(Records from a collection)
>>>

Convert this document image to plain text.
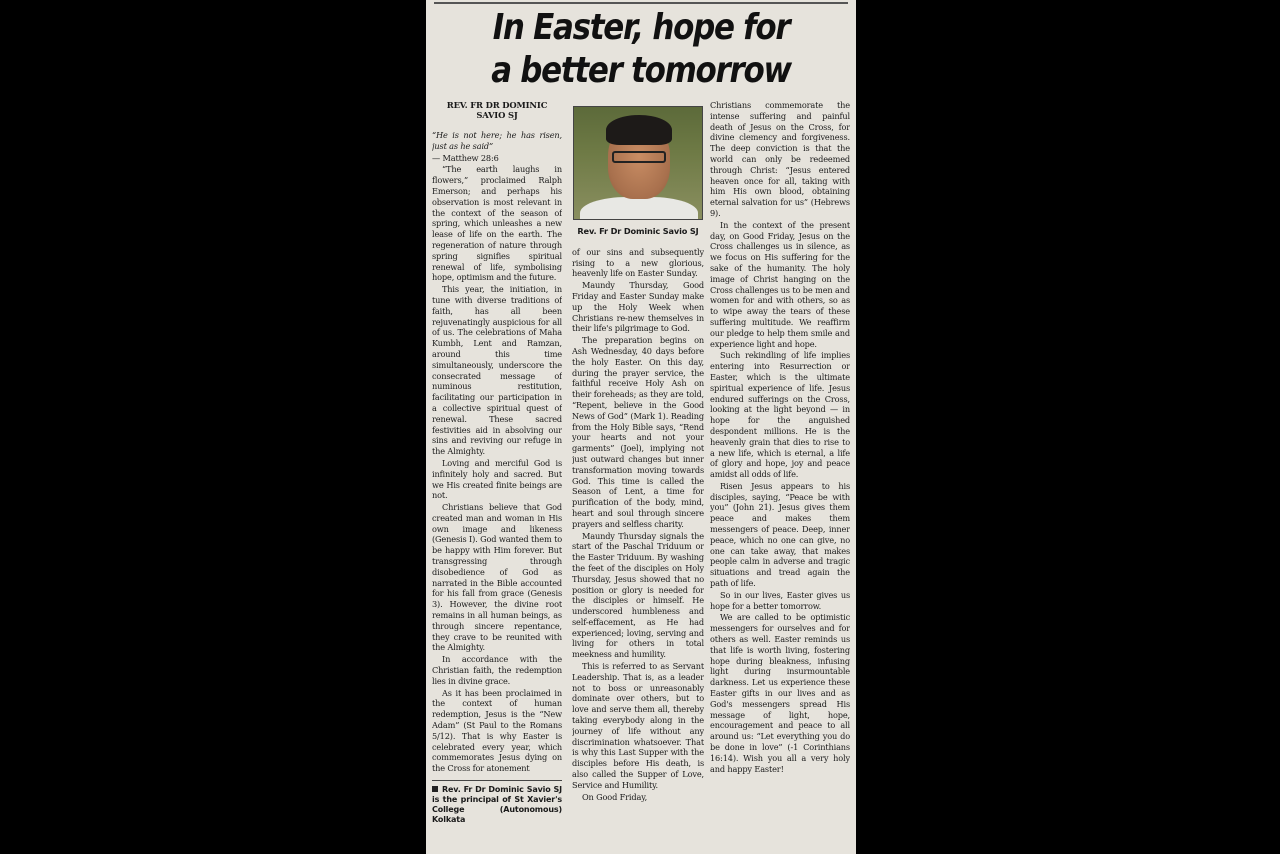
In Easter, hope for
a better tomorrow
REV. FR DR DOMINIC SAVIO SJ

“He is not here; he has risen, just as he said”

— Matthew 28:6

“The earth laughs in flowers,” proclaimed Ralph Emerson; and perhaps his observation is most relevant in the context of the season of spring, which unleashes a new lease of life on the earth. The regeneration of nature through spring signifies spiritual renewal of life, symbolising hope, optimism and the future.

This year, the initiation, in tune with diverse traditions of faith, has all been rejuvenatingly auspicious for all of us. The celebrations of Maha Kumbh, Lent and Ramzan, around this time simultaneously, underscore the consecrated message of numinous restitution, facilitating our participation in a collective spiritual quest of renewal. These sacred festivities aid in absolving our sins and reviving our refuge in the Almighty.

Loving and merciful God is infinitely holy and sacred. But we His created finite beings are not.

Christians believe that God created man and woman in His own image and likeness (Genesis I). God wanted them to be happy with Him forever. But transgressing through disobedience of God as narrated in the Bible accounted for his fall from grace (Genesis 3). However, the divine root remains in all human beings, as through sincere repentance, they crave to be reunited with the Almighty.

In accordance with the Christian faith, the redemption lies in divine grace.

As it has been proclaimed in the context of human redemption, Jesus is the “New Adam” (St Paul to the Romans 5/12). That is why Easter is celebrated every year, which commemorates Jesus dying on the Cross for atonement

Rev. Fr Dr Dominic Savio SJ is the principal of St Xavier's College (Autonomous) Kolkata
Rev. Fr Dr Dominic Savio SJ

of our sins and subsequently rising to a new glorious, heavenly life on Easter Sunday.

Maundy Thursday, Good Friday and Easter Sunday make up the Holy Week when Christians re-new themselves in their life's pilgrimage to God.

The preparation begins on Ash Wednesday, 40 days before the holy Easter. On this day, during the prayer service, the faithful receive Holy Ash on their foreheads; as they are told, “Repent, believe in the Good News of God” (Mark 1). Reading from the Holy Bible says, “Rend your hearts and not your garments” (Joel), implying not just outward changes but inner transformation moving towards God. This time is called the Season of Lent, a time for purification of the body, mind, heart and soul through sincere prayers and selfless charity.

Maundy Thursday signals the start of the Paschal Triduum or the Easter Triduum. By washing the feet of the disciples on Holy Thursday, Jesus showed that no position or glory is needed for the disciples or himself. He underscored humbleness and self-effacement, as He had experienced; loving, serving and living for others in total meekness and humility.

This is referred to as Servant Leadership. That is, as a leader not to boss or unreasonably dominate over others, but to love and serve them all, thereby taking everybody along in the journey of life without any discrimination whatsoever. That is why this Last Supper with the disciples before His death, is also called the Supper of Love, Service and Humility.

On Good Friday,

Christians commemorate the intense suffering and painful death of Jesus on the Cross, for divine clemency and forgiveness. The deep conviction is that the world can only be redeemed through Christ: “Jesus entered heaven once for all, taking with him His own blood, obtaining eternal salvation for us” (Hebrews 9).

In the context of the present day, on Good Friday, Jesus on the Cross challenges us in silence, as we focus on His suffering for the sake of the humanity. The holy image of Christ hanging on the Cross challenges us to be men and women for and with others, so as to wipe away the tears of these suffering multitude. We reaffirm our pledge to help them smile and experience light and hope.

Such rekindling of life implies entering into Resurrection or Easter, which is the ultimate spiritual experience of life. Jesus endured sufferings on the Cross, looking at the light beyond — in hope for the anguished despondent millions. He is the heavenly grain that dies to rise to a new life, which is eternal, a life of glory and hope, joy and peace amidst all odds of life.

Risen Jesus appears to his disciples, saying, “Peace be with you” (John 21). Jesus gives them peace and makes them messengers of peace. Deep, inner peace, which no one can give, no one can take away, that makes people calm in adverse and tragic situations and tread again the path of life.

So in our lives, Easter gives us hope for a better tomorrow.

We are called to be optimistic messengers for ourselves and for others as well. Easter reminds us that life is worth living, fostering hope during bleakness, infusing light during insurmountable darkness. Let us experience these Easter gifts in our lives and as God's messengers spread His message of light, hope, encouragement and peace to all around us: “Let everything you do be done in love” (-1 Corinthians 16:14). Wish you all a very holy and happy Easter!
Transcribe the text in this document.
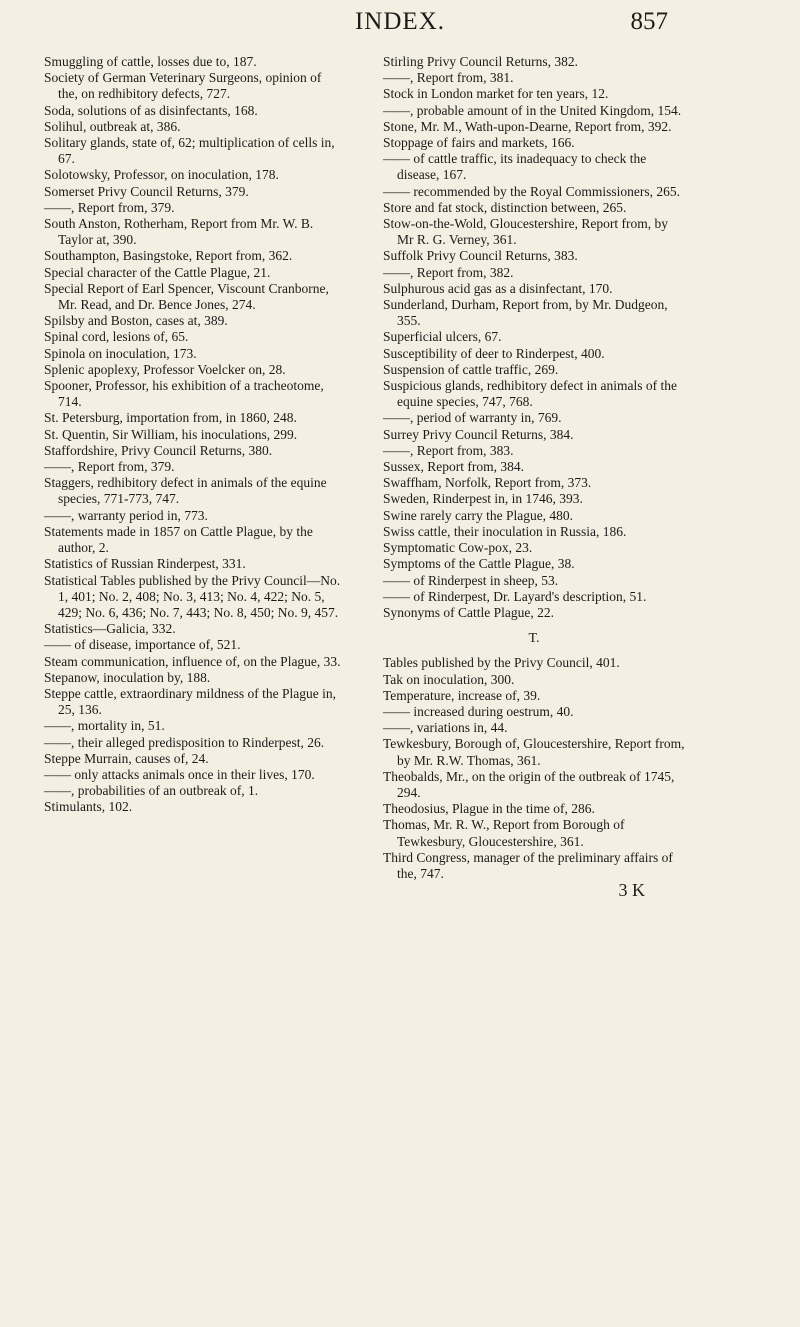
INDEX.	857

Smuggling of cattle, losses due to, 187.

Society of German Veterinary Surgeons, opinion of the, on redhibitory defects, 727.

Soda, solutions of as disinfectants, 168.

Solihul, outbreak at, 386.

Solitary glands, state of, 62; multiplication of cells in, 67.

Solotowsky, Professor, on inoculation, 178.

Somerset Privy Council Returns, 379.

——, Report from, 379.

South Anston, Rotherham, Report from Mr. W. B. Taylor at, 390.

Southampton, Basingstoke, Report from, 362.

Special character of the Cattle Plague, 21.

Special Report of Earl Spencer, Viscount Cranborne, Mr. Read, and Dr. Bence Jones, 274.

Spilsby and Boston, cases at, 389.

Spinal cord, lesions of, 65.

Spinola on inoculation, 173.

Splenic apoplexy, Professor Voelcker on, 28.

Spooner, Professor, his exhibition of a tracheotome, 714.

St. Petersburg, importation from, in 1860, 248.

St. Quentin, Sir William, his inoculations, 299.

Staffordshire, Privy Council Returns, 380.

——, Report from, 379.

Staggers, redhibitory defect in animals of the equine species, 771-773, 747.

——, warranty period in, 773.

Statements made in 1857 on Cattle Plague, by the author, 2.

Statistics of Russian Rinderpest, 331.

Statistical Tables published by the Privy Council—No. 1, 401; No. 2, 408; No. 3, 413; No. 4, 422; No. 5, 429; No. 6, 436; No. 7, 443; No. 8, 450; No. 9, 457.

Statistics—Galicia, 332.

—— of disease, importance of, 521.

Steam communication, influence of, on the Plague, 33.

Stepanow, inoculation by, 188.

Steppe cattle, extraordinary mildness of the Plague in, 25, 136.

——, mortality in, 51.

——, their alleged predisposition to Rinderpest, 26.

Steppe Murrain, causes of, 24.

—— only attacks animals once in their lives, 170.

——, probabilities of an outbreak of, 1.

Stimulants, 102.

Stirling Privy Council Returns, 382.

——, Report from, 381.

Stock in London market for ten years, 12.

——, probable amount of in the United Kingdom, 154.

Stone, Mr. M., Wath-upon-Dearne, Report from, 392.

Stoppage of fairs and markets, 166.

—— of cattle traffic, its inadequacy to check the disease, 167.

—— recommended by the Royal Commissioners, 265.

Store and fat stock, distinction between, 265.

Stow-on-the-Wold, Gloucestershire, Report from, by Mr R. G. Verney, 361.

Suffolk Privy Council Returns, 383.

——, Report from, 382.

Sulphurous acid gas as a disinfectant, 170.

Sunderland, Durham, Report from, by Mr. Dudgeon, 355.

Superficial ulcers, 67.

Susceptibility of deer to Rinderpest, 400.

Suspension of cattle traffic, 269.

Suspicious glands, redhibitory defect in animals of the equine species, 747, 768.

——, period of warranty in, 769.

Surrey Privy Council Returns, 384.

——, Report from, 383.

Sussex, Report from, 384.

Swaffham, Norfolk, Report from, 373.

Sweden, Rinderpest in, in 1746, 393.

Swine rarely carry the Plague, 480.

Swiss cattle, their inoculation in Russia, 186.

Symptomatic Cow-pox, 23.

Symptoms of the Cattle Plague, 38.

—— of Rinderpest in sheep, 53.

—— of Rinderpest, Dr. Layard's description, 51.

Synonyms of Cattle Plague, 22.

T.

Tables published by the Privy Council, 401.

Tak on inoculation, 300.

Temperature, increase of, 39.

—— increased during oestrum, 40.

——, variations in, 44.

Tewkesbury, Borough of, Gloucestershire, Report from, by Mr. R.W. Thomas, 361.

Theobalds, Mr., on the origin of the outbreak of 1745, 294.

Theodosius, Plague in the time of, 286.

Thomas, Mr. R. W., Report from Borough of Tewkesbury, Gloucestershire, 361.

Third Congress, manager of the preliminary affairs of the, 747.

3 K
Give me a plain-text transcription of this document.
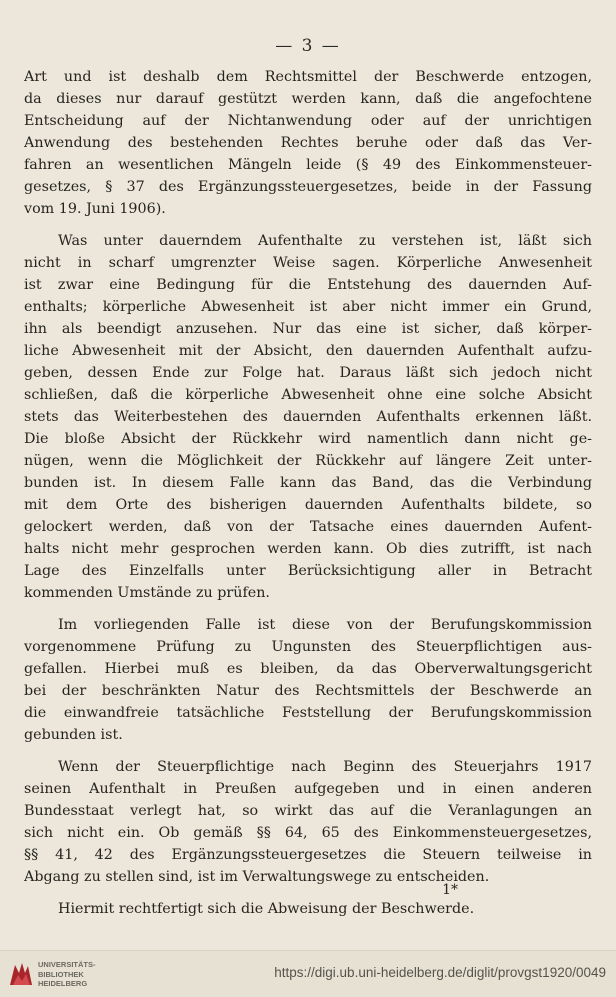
— 3 —
Art und ist deshalb dem Rechtsmittel der Beschwerde entzogen,
da dieses nur darauf gestützt werden kann, daß die angefochtene
Entscheidung auf der Nichtanwendung oder auf der unrichtigen
Anwendung des bestehenden Rechtes beruhe oder daß das Ver-
fahren an wesentlichen Mängeln leide (§ 49 des Einkommensteuer-
gesetzes, § 37 des Ergänzungssteuergesetzes, beide in der Fassung
vom 19. Juni 1906).
Was unter dauerndem Aufenthalte zu verstehen ist, läßt sich
nicht in scharf umgrenzter Weise sagen. Körperliche Anwesenheit
ist zwar eine Bedingung für die Entstehung des dauernden Auf-
enthalts; körperliche Abwesenheit ist aber nicht immer ein Grund,
ihn als beendigt anzusehen. Nur das eine ist sicher, daß körper-
liche Abwesenheit mit der Absicht, den dauernden Aufenthalt aufzu-
geben, dessen Ende zur Folge hat. Daraus läßt sich jedoch nicht
schließen, daß die körperliche Abwesenheit ohne eine solche Absicht
stets das Weiterbestehen des dauernden Aufenthalts erkennen läßt.
Die bloße Absicht der Rückkehr wird namentlich dann nicht ge-
nügen, wenn die Möglichkeit der Rückkehr auf längere Zeit unter-
bunden ist. In diesem Falle kann das Band, das die Verbindung
mit dem Orte des bisherigen dauernden Aufenthalts bildete, so
gelockert werden, daß von der Tatsache eines dauernden Aufent-
halts nicht mehr gesprochen werden kann. Ob dies zutrifft, ist nach
Lage des Einzelfalls unter Berücksichtigung aller in Betracht
kommenden Umstände zu prüfen.
Im vorliegenden Falle ist diese von der Berufungskommission
vorgenommene Prüfung zu Ungunsten des Steuerpflichtigen aus-
gefallen. Hierbei muß es bleiben, da das Oberverwaltungsgericht
bei der beschränkten Natur des Rechtsmittels der Beschwerde an
die einwandfreie tatsächliche Feststellung der Berufungskommission
gebunden ist.
Wenn der Steuerpflichtige nach Beginn des Steuerjahrs 1917
seinen Aufenthalt in Preußen aufgegeben und in einen anderen
Bundesstaat verlegt hat, so wirkt das auf die Veranlagungen an
sich nicht ein. Ob gemäß §§ 64, 65 des Einkommensteuergesetzes,
§§ 41, 42 des Ergänzungssteuergesetzes die Steuern teilweise in
Abgang zu stellen sind, ist im Verwaltungswege zu entscheiden.
Hiermit rechtfertigt sich die Abweisung der Beschwerde.
1*
UNIVERSITÄTS-
BIBLIOTHEK
HEIDELBERG
https://digi.ub.uni-heidelberg.de/diglit/provgst1920/0049
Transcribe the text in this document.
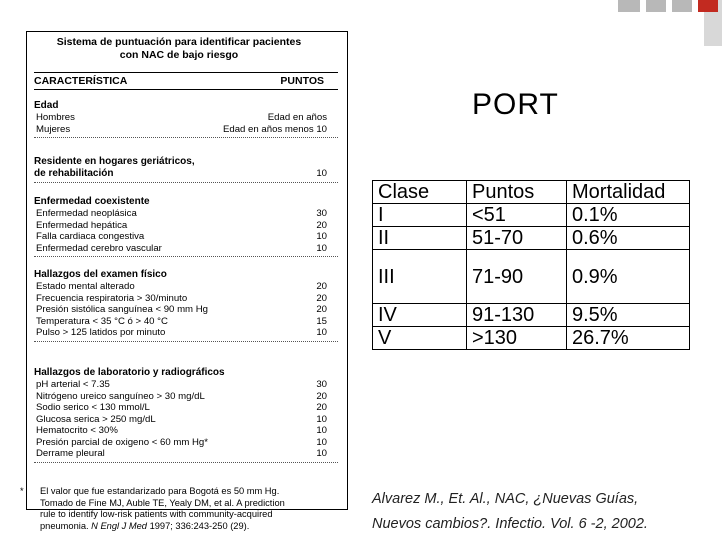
Sistema de puntuación para identificar pacientes
con NAC de bajo riesgo
CARACTERÍSTICA	PUNTOS
* El valor que fue estandarizado para Bogotá es 50 mm Hg.
Tomado de Fine MJ, Auble TE, Yealy DM, et al. A prediction
rule to identify low-risk patients with community-acquired
pneumonia. N Engl J Med 1997; 336:243-250 (29).
Edad
Hombres	Edad en años
Mujeres	Edad en años menos 10
Residente en hogares geriátricos,
de rehabilitación	10
Enfermedad coexistente
Enfermedad neoplásica	30
Enfermedad hepática	20
Falla cardiaca congestiva	10
Enfermedad cerebro vascular	10
Hallazgos del examen físico
Estado mental alterado	20
Frecuencia respiratoria > 30/minuto	20
Presión sistólica sanguínea < 90 mm Hg	20
Temperatura < 35 °C ó > 40 °C	15
Pulso > 125 latidos por minuto	10
Hallazgos de laboratorio y radiográficos
pH arterial < 7.35	30
Nitrógeno ureico sanguíneo > 30 mg/dL	20
Sodio serico < 130 mmol/L	20
Glucosa serica > 250 mg/dL	10
Hematocrito < 30%	10
Presión parcial de oxigeno < 60 mm Hg*	10
Derrame pleural	10
PORT
Clase	Puntos	Mortalidad
I	<51	0.1%
II	51-70	0.6%
III	71-90	0.9%
IV	91-130	9.5%
V	>130	26.7%
Alvarez M., Et. Al., NAC, ¿Nuevas Guías,
Nuevos cambios?. Infectio. Vol. 6 -2, 2002.
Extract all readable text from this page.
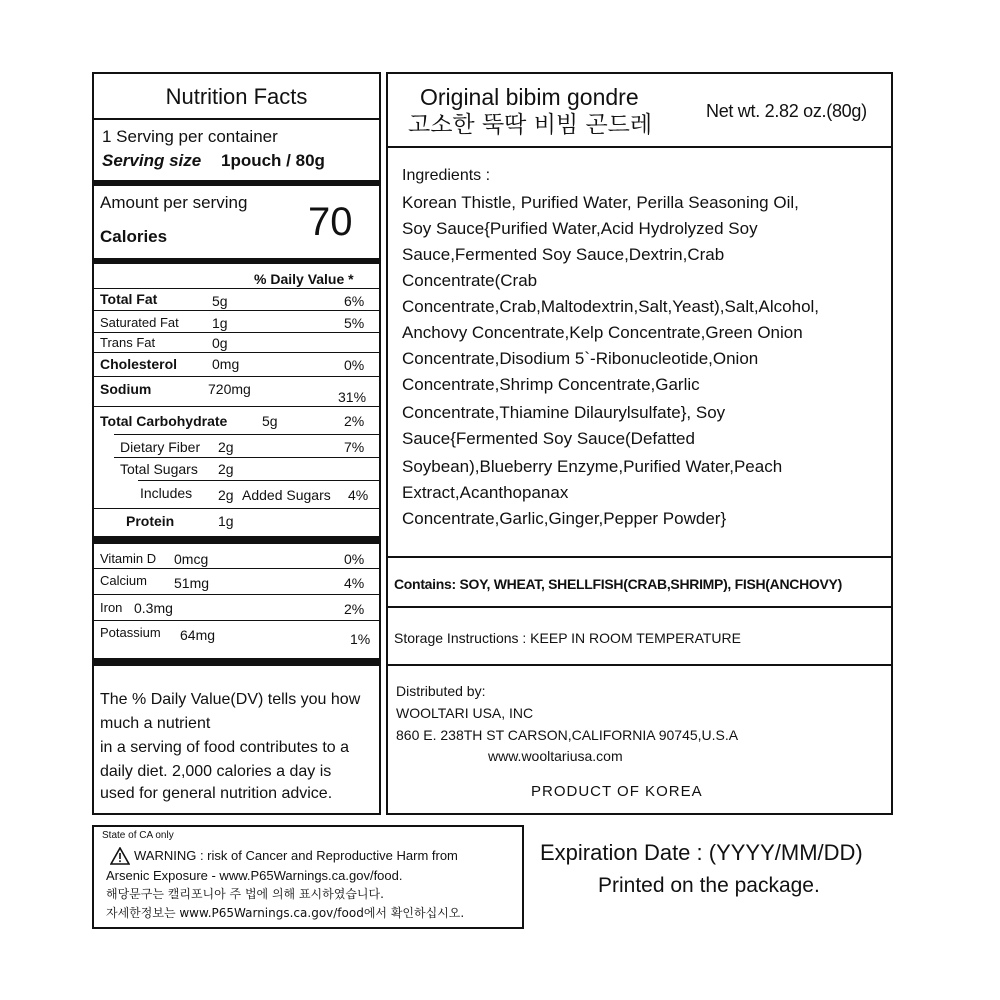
Nutrition Facts
1 Serving per container
Serving size 1pouch / 80g
Amount per serving
Calories	70
% Daily Value *
Total Fat	5g	6%
Saturated Fat 1g	5%
Trans Fat	0g
Cholesterol 0mg	0%
Sodium	720mg	31%
Total Carbohydrate 5g	2%
Dietary Fiber 2g	7%
Total Sugars 2g
Includes 2g Added Sugars 4%
Protein	1g
Vitamin D 0mcg	0%
Calcium 51mg	4%
Iron 0.3mg	2%
Potassium 64mg	1%
The % Daily Value(DV) tells you how
much a nutrient
in a serving of food contributes to a
daily diet. 2,000 calories a day is
used for general nutrition advice.
Original bibim gondre
고소한 뚝딱 비빔 곤드레
Net wt. 2.82 oz.(80g)
Ingredients :
Korean Thistle, Purified Water, Perilla Seasoning Oil,
Soy Sauce{Purified Water,Acid Hydrolyzed Soy
Sauce,Fermented Soy Sauce,Dextrin,Crab
Concentrate(Crab
Concentrate,Crab,Maltodextrin,Salt,Yeast),Salt,Alcohol,
Anchovy Concentrate,Kelp Concentrate,Green Onion
Concentrate,Disodium 5`-Ribonucleotide,Onion
Concentrate,Shrimp Concentrate,Garlic
Concentrate,Thiamine Dilaurylsulfate}, Soy
Sauce{Fermented Soy Sauce(Defatted
Soybean),Blueberry Enzyme,Purified Water,Peach
Extract,Acanthopanax
Concentrate,Garlic,Ginger,Pepper Powder}
Contains: SOY, WHEAT, SHELLFISH(CRAB,SHRIMP), FISH(ANCHOVY)
Storage Instructions : KEEP IN ROOM TEMPERATURE
Distributed by:
WOOLTARI USA, INC
860 E. 238TH ST CARSON,CALIFORNIA 90745,U.S.A
www.wooltariusa.com
PRODUCT OF KOREA
State of CA only
WARNING : risk of Cancer and Reproductive Harm from
Arsenic Exposure - www.P65Warnings.ca.gov/food.
해당문구는 캘리포니아 주 법에 의해 표시하였습니다.
자세한정보는 www.P65Warnings.ca.gov/food에서 확인하십시오.
Expiration Date : (YYYY/MM/DD)
Printed on the package.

<<<

▶ [WHAT YOU SHOULD DO]: Return every line holding the word "Privy" from the records.

▶ [TASK SOLUTION]:
Somerset Privy Council Returns, 379.
Staffordshire, Privy Council Returns, 380.
Statistical Tables published by the Privy Council—No. 1, 401; No. 2, 408; No. 3, 413; No. 4, 422; No. 5, 429; No. 6, 436; No. 7, 443; No. 8, 450; No. 9, 457.
Stirling Privy Council Returns, 382.
Suffolk Privy Council Returns, 383.
Surrey Privy Council Returns, 384.
Tables published by the Privy Council, 401.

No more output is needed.